-- START OF Input --

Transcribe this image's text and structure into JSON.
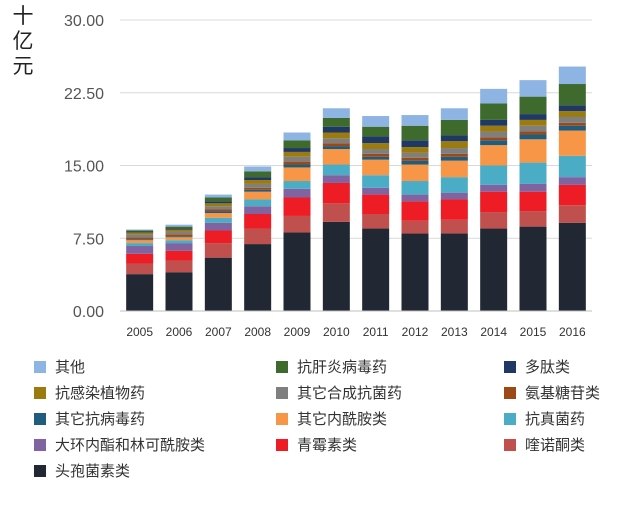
{
  "chart_data": {
    "type": "bar",
    "stacked": true,
    "ylabel": "十亿元",
    "ylim": [
      0,
      30
    ],
    "yticks": [
      "0.00",
      "7.50",
      "15.00",
      "22.50",
      "30.00"
    ],
    "categories": [
      "2005",
      "2006",
      "2007",
      "2008",
      "2009",
      "2010",
      "2011",
      "2012",
      "2013",
      "2014",
      "2015",
      "2016"
    ],
    "grid": true,
    "legend_position": "bottom",
    "series": [
      {
        "name": "头孢菌素类",
        "color": "#222833",
        "values": [
          3.8,
          4.0,
          5.5,
          6.9,
          8.1,
          9.2,
          8.5,
          8.0,
          8.0,
          8.5,
          8.7,
          9.1
        ]
      },
      {
        "name": "喹诺酮类",
        "color": "#c0504d",
        "values": [
          1.1,
          1.2,
          1.5,
          1.6,
          1.7,
          1.9,
          1.5,
          1.3,
          1.4,
          1.7,
          1.6,
          1.8
        ]
      },
      {
        "name": "青霉素类",
        "color": "#ee1c24",
        "values": [
          1.0,
          1.0,
          1.3,
          1.5,
          1.9,
          2.1,
          2.0,
          2.0,
          2.1,
          2.1,
          2.0,
          2.1
        ]
      },
      {
        "name": "大环内酯和林可酰胺类",
        "color": "#8064a2",
        "values": [
          0.8,
          0.8,
          0.8,
          0.8,
          0.9,
          0.8,
          0.7,
          0.7,
          0.7,
          0.7,
          0.8,
          0.8
        ]
      },
      {
        "name": "抗真菌药",
        "color": "#4bacc6",
        "values": [
          0.3,
          0.3,
          0.5,
          0.7,
          0.8,
          1.1,
          1.3,
          1.4,
          1.6,
          2.0,
          2.2,
          2.2
        ]
      },
      {
        "name": "其它内酰胺类",
        "color": "#f79646",
        "values": [
          0.3,
          0.3,
          0.5,
          0.8,
          1.4,
          1.6,
          1.6,
          1.7,
          1.7,
          2.1,
          2.4,
          2.6
        ]
      },
      {
        "name": "其它抗病毒药",
        "color": "#1f5c7e",
        "values": [
          0.1,
          0.1,
          0.2,
          0.2,
          0.3,
          0.3,
          0.3,
          0.4,
          0.4,
          0.5,
          0.5,
          0.5
        ]
      },
      {
        "name": "氨基糖苷类",
        "color": "#9b4a17",
        "values": [
          0.2,
          0.2,
          0.2,
          0.2,
          0.3,
          0.3,
          0.3,
          0.3,
          0.3,
          0.3,
          0.3,
          0.3
        ]
      },
      {
        "name": "其它合成抗菌药",
        "color": "#7f7f7f",
        "values": [
          0.3,
          0.3,
          0.3,
          0.4,
          0.5,
          0.5,
          0.5,
          0.5,
          0.6,
          0.6,
          0.6,
          0.6
        ]
      },
      {
        "name": "抗感染植物药",
        "color": "#9c7b0e",
        "values": [
          0.2,
          0.2,
          0.3,
          0.4,
          0.5,
          0.6,
          0.6,
          0.6,
          0.7,
          0.6,
          0.6,
          0.6
        ]
      },
      {
        "name": "多肽类",
        "color": "#1f3864",
        "values": [
          0.1,
          0.1,
          0.2,
          0.3,
          0.4,
          0.6,
          0.7,
          0.7,
          0.6,
          0.6,
          0.6,
          0.6
        ]
      },
      {
        "name": "抗肝炎病毒药",
        "color": "#3e6b2d",
        "values": [
          0.1,
          0.2,
          0.4,
          0.6,
          0.8,
          0.9,
          1.0,
          1.5,
          1.6,
          1.7,
          1.8,
          2.2
        ]
      },
      {
        "name": "其他",
        "color": "#8eb4e3",
        "values": [
          0.1,
          0.2,
          0.3,
          0.5,
          0.8,
          1.0,
          1.1,
          1.1,
          1.2,
          1.5,
          1.7,
          1.8
        ]
      }
    ]
  },
  "legend_order": [
    "其他",
    "抗肝炎病毒药",
    "多肽类",
    "抗感染植物药",
    "其它合成抗菌药",
    "氨基糖苷类",
    "其它抗病毒药",
    "其它内酰胺类",
    "抗真菌药",
    "大环内酯和林可酰胺类",
    "青霉素类",
    "喹诺酮类",
    "头孢菌素类"
  ]
}
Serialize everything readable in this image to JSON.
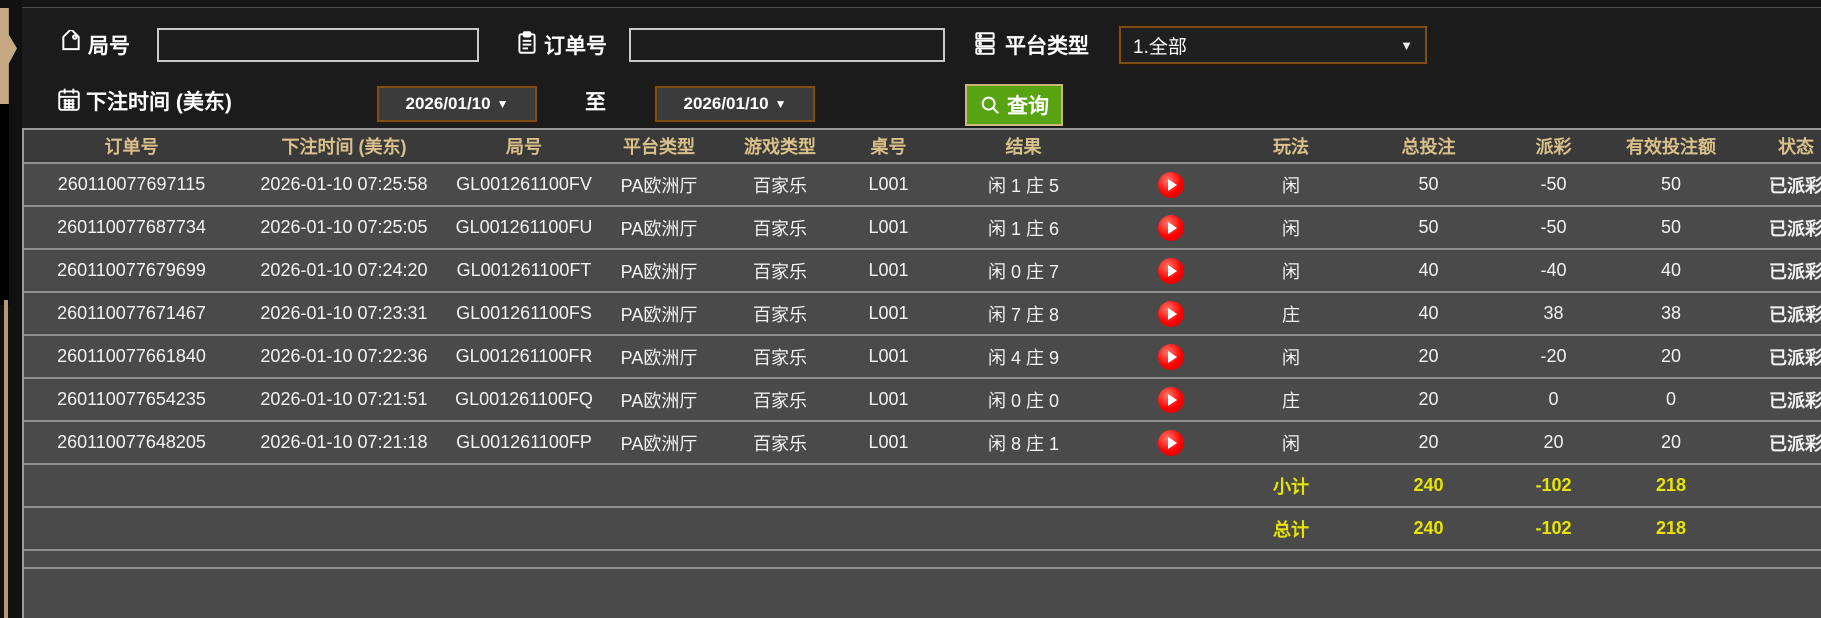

-- END OF Input --

## [Exercise description]
Pull out all lines of the data with the string "JSON".

## [Solved problem]
Transcribe this image's text and structure into JSON.
Serialize everything readable in this image to JSON.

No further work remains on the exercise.